[Source data]
---+---

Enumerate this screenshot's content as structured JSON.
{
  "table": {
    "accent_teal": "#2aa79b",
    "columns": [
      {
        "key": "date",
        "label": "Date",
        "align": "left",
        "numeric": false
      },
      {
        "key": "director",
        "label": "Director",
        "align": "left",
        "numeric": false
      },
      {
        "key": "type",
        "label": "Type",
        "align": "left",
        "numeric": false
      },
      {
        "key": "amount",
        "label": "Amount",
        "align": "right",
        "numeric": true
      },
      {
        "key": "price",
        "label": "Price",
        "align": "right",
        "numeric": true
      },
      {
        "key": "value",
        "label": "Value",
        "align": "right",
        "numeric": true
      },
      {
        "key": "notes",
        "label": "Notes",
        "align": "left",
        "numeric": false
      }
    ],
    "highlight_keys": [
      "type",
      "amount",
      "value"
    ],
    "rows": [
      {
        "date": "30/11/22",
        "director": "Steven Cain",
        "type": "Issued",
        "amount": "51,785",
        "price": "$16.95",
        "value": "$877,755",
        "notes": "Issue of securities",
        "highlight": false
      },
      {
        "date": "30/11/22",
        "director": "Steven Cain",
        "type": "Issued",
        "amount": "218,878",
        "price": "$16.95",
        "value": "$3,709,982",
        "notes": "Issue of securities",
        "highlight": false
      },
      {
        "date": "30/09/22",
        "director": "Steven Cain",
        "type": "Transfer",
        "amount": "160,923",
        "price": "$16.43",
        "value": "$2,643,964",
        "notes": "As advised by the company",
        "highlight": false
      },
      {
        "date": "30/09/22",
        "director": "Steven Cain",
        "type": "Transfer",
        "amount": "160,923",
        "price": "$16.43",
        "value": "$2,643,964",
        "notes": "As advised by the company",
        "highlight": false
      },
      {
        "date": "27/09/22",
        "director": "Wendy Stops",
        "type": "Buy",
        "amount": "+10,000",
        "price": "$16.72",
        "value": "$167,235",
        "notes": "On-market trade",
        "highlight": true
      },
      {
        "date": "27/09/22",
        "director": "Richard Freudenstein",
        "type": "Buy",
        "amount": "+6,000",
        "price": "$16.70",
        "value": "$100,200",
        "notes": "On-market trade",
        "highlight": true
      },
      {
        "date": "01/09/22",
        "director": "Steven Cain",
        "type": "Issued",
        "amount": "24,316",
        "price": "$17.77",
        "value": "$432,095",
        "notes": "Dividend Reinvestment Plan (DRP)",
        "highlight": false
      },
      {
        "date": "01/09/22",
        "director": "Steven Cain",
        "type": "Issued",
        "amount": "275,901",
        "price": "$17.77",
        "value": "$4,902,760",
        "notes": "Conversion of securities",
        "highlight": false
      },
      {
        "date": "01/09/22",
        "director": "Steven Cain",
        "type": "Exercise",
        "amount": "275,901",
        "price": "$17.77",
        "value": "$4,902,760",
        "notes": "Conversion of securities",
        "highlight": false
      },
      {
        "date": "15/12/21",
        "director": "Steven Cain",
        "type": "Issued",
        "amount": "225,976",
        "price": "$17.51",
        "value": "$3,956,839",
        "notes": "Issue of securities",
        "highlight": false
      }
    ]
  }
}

---+---

Work to do:
Reproduce the entire listing word for word.

The response:
Enumerate this screenshot's content as structured JSON.
{
  "table": {
    "accent_teal": "#2aa79b",
    "columns": [
      {
        "key": "date",
        "label": "Date",
        "align": "left",
        "numeric": false
      },
      {
        "key": "director",
        "label": "Director",
        "align": "left",
        "numeric": false
      },
      {
        "key": "type",
        "label": "Type",
        "align": "left",
        "numeric": false
      },
      {
        "key": "amount",
        "label": "Amount",
        "align": "right",
        "numeric": true
      },
      {
        "key": "price",
        "label": "Price",
        "align": "right",
        "numeric": true
      },
      {
        "key": "value",
        "label": "Value",
        "align": "right",
        "numeric": true
      },
      {
        "key": "notes",
        "label": "Notes",
        "align": "left",
        "numeric": false
      }
    ],
    "highlight_keys": [
      "type",
      "amount",
      "value"
    ],
    "rows": [
      {
        "date": "30/11/22",
        "director": "Steven Cain",
        "type": "Issued",
        "amount": "51,785",
        "price": "$16.95",
        "value": "$877,755",
        "notes": "Issue of securities",
        "highlight": false
      },
      {
        "date": "30/11/22",
        "director": "Steven Cain",
        "type": "Issued",
        "amount": "218,878",
        "price": "$16.95",
        "value": "$3,709,982",
        "notes": "Issue of securities",
        "highlight": false
      },
      {
        "date": "30/09/22",
        "director": "Steven Cain",
        "type": "Transfer",
        "amount": "160,923",
        "price": "$16.43",
        "value": "$2,643,964",
        "notes": "As advised by the company",
        "highlight": false
      },
      {
        "date": "30/09/22",
        "director": "Steven Cain",
        "type": "Transfer",
        "amount": "160,923",
        "price": "$16.43",
        "value": "$2,643,964",
        "notes": "As advised by the company",
        "highlight": false
      },
      {
        "date": "27/09/22",
        "director": "Wendy Stops",
        "type": "Buy",
        "amount": "+10,000",
        "price": "$16.72",
        "value": "$167,235",
        "notes": "On-market trade",
        "highlight": true
      },
      {
        "date": "27/09/22",
        "director": "Richard Freudenstein",
        "type": "Buy",
        "amount": "+6,000",
        "price": "$16.70",
        "value": "$100,200",
        "notes": "On-market trade",
        "highlight": true
      },
      {
        "date": "01/09/22",
        "director": "Steven Cain",
        "type": "Issued",
        "amount": "24,316",
        "price": "$17.77",
        "value": "$432,095",
        "notes": "Dividend Reinvestment Plan (DRP)",
        "highlight": false
      },
      {
        "date": "01/09/22",
        "director": "Steven Cain",
        "type": "Issued",
        "amount": "275,901",
        "price": "$17.77",
        "value": "$4,902,760",
        "notes": "Conversion of securities",
        "highlight": false
      },
      {
        "date": "01/09/22",
        "director": "Steven Cain",
        "type": "Exercise",
        "amount": "275,901",
        "price": "$17.77",
        "value": "$4,902,760",
        "notes": "Conversion of securities",
        "highlight": false
      },
      {
        "date": "15/12/21",
        "director": "Steven Cain",
        "type": "Issued",
        "amount": "225,976",
        "price": "$17.51",
        "value": "$3,956,839",
        "notes": "Issue of securities",
        "highlight": false
      }
    ]
  }
}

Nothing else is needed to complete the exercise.